Consumir mel durante ou após a prática de exercícios físicos tem ganhado destaque entre atletas e entusiastas da atividade física, não como um substituto para estratégias nutricionais consolidadas, mas como um complemento potencialmente benéfico — desde que utilizado com critério. O mel é um carboidrato natural composto predominantemente por frutose e glicose, com pequenas quantidades de oligossacarídeos, enzimas, polifenóis e traços de vitaminas do complexo B e minerais como potássio, cálcio e magnésio.

Clinicamente, sua principal vantagem no contexto esportivo reside na rápida disponibilidade energética: a glicose é absorvida diretamente pela corrente sanguínea, enquanto a frutose é metabolizada no fígado, proporcionando uma liberação mais gradual de glicose — o que pode contribuir para a manutenção dos níveis glicêmicos durante esforços prolongados. Estudos observacionais sugerem que o consumo de mel antes do treino pode melhorar a resistência aeróbia em sessões de média duração (45–90 minutos), possivelmente por otimizar a oxidação de carboidratos e preservar as reservas musculares de glicogênio.

Após o exercício, o mel também pode desempenhar um papel auxiliar na recuperação: associado a uma fonte proteica (como iogurte ou leite), favorece a síntese proteica muscular graças ao estímulo insulínico gerado pela elevação glicêmica — embora sua eficácia seja inferior à de carboidratos de alto índice glicêmico, como a maltodextrina, em contextos de alta exigência competitiva.

## Dados de reconhecimento da estrutura de documentos

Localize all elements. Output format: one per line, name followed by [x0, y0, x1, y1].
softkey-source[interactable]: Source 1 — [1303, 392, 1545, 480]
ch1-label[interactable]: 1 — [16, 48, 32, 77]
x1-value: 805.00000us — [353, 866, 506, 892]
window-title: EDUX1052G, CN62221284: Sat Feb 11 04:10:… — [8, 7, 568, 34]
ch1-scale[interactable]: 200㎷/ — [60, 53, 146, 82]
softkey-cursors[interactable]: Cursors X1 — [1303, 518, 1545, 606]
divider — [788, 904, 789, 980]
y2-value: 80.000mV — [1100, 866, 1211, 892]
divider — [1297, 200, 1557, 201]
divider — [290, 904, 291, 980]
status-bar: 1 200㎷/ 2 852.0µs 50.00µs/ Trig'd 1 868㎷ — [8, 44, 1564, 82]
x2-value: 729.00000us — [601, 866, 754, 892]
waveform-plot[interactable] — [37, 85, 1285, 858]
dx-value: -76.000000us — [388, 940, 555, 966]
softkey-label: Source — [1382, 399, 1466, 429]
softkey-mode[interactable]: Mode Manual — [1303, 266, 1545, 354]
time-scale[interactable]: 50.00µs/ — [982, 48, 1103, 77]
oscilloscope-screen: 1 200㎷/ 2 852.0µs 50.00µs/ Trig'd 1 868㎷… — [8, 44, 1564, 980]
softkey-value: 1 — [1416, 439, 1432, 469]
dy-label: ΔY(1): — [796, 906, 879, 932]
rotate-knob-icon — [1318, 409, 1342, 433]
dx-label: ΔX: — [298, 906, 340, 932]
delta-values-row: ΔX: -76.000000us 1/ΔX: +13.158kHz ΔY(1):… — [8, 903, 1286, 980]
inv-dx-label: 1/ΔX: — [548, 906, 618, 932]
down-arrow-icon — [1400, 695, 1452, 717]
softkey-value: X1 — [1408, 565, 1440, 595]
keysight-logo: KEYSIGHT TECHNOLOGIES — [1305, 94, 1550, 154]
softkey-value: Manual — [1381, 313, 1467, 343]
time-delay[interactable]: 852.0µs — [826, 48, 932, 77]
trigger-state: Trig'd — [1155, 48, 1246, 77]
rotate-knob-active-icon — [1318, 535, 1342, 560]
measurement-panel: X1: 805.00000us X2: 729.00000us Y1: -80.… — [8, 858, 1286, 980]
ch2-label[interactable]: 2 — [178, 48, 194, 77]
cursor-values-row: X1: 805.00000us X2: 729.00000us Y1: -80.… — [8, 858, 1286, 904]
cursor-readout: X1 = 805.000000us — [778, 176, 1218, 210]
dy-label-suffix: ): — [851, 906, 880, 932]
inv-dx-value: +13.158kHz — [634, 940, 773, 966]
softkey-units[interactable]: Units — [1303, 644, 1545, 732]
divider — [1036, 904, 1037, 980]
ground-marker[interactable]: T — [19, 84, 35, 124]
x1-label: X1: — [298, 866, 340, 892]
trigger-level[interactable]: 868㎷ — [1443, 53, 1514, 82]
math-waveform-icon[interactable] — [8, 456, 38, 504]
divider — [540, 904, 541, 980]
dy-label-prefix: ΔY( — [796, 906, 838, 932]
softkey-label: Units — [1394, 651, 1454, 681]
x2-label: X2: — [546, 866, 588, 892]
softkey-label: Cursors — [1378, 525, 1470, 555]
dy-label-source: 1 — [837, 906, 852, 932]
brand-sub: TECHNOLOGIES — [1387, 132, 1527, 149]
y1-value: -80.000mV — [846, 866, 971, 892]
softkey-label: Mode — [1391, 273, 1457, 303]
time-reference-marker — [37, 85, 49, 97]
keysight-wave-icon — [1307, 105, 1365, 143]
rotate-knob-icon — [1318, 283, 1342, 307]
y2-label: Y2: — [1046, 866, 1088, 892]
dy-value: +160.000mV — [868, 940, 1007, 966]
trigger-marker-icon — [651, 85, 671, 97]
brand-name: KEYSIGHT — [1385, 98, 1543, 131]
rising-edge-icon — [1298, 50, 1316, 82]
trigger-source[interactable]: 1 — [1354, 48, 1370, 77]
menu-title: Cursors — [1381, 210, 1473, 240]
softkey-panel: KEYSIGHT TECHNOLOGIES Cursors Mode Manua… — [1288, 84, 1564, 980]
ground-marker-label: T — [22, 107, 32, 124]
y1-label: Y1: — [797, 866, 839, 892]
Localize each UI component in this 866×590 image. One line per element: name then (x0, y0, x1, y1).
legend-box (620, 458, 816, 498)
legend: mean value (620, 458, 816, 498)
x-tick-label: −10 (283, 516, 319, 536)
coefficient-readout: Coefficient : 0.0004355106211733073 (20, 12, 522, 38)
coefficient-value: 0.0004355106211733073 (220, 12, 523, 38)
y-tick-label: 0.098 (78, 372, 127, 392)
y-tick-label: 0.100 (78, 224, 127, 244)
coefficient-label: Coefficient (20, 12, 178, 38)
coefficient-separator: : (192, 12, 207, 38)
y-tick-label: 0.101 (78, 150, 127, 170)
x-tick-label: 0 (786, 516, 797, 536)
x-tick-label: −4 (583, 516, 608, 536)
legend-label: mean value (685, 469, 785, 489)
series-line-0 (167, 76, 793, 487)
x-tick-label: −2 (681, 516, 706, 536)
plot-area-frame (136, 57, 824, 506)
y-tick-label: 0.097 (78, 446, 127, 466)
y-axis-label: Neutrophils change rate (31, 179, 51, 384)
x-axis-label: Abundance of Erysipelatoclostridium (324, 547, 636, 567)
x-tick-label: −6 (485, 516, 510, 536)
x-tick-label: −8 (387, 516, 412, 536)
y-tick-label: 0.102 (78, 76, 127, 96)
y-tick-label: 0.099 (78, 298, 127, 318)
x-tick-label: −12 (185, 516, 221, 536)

## Instruções
1 – De acordo com o trecho sobre o mel, por quais açúcares o mel é composto predominantemente?
2 – Retome o trecho sobre o mel e continue-o a partir do ponto em que ele termina.
Os dados não têm relação com o trecho sobre o mel.

## Problemas resolvidos
1 – Por frutose e glicose.

2 –
É importante destacar que o mel não possui propriedades ergogênicas comprovadas em ensaios clínicos randomizados de alta qualidade. Além disso, seu teor calórico (aproximadamente 300 kcal/100 g) exige atenção em planos nutricionais voltados para controle de peso ou em indivíduos com diabetes mellitus tipo 2 — nestes casos, a ingestão deve ser individualizada e monitorada por nutricionista e endocrinologista. A qualidade do produto também é fundamental: apenas mel cru, não pasteurizado e sem adição de açúcares, conserva os compostos bioativos que justificam seu uso diferenciado frente ao açúcar refinado.

Em resumo, o mel pode ser uma opção interessante como fonte de carboidrato simples em rotinas de treinamento moderado, especialmente para quem busca alternativas naturais. Contudo, não substitui orientação nutricional personalizada nem estratégias baseadas em evidências para desempenho esportivo avançado.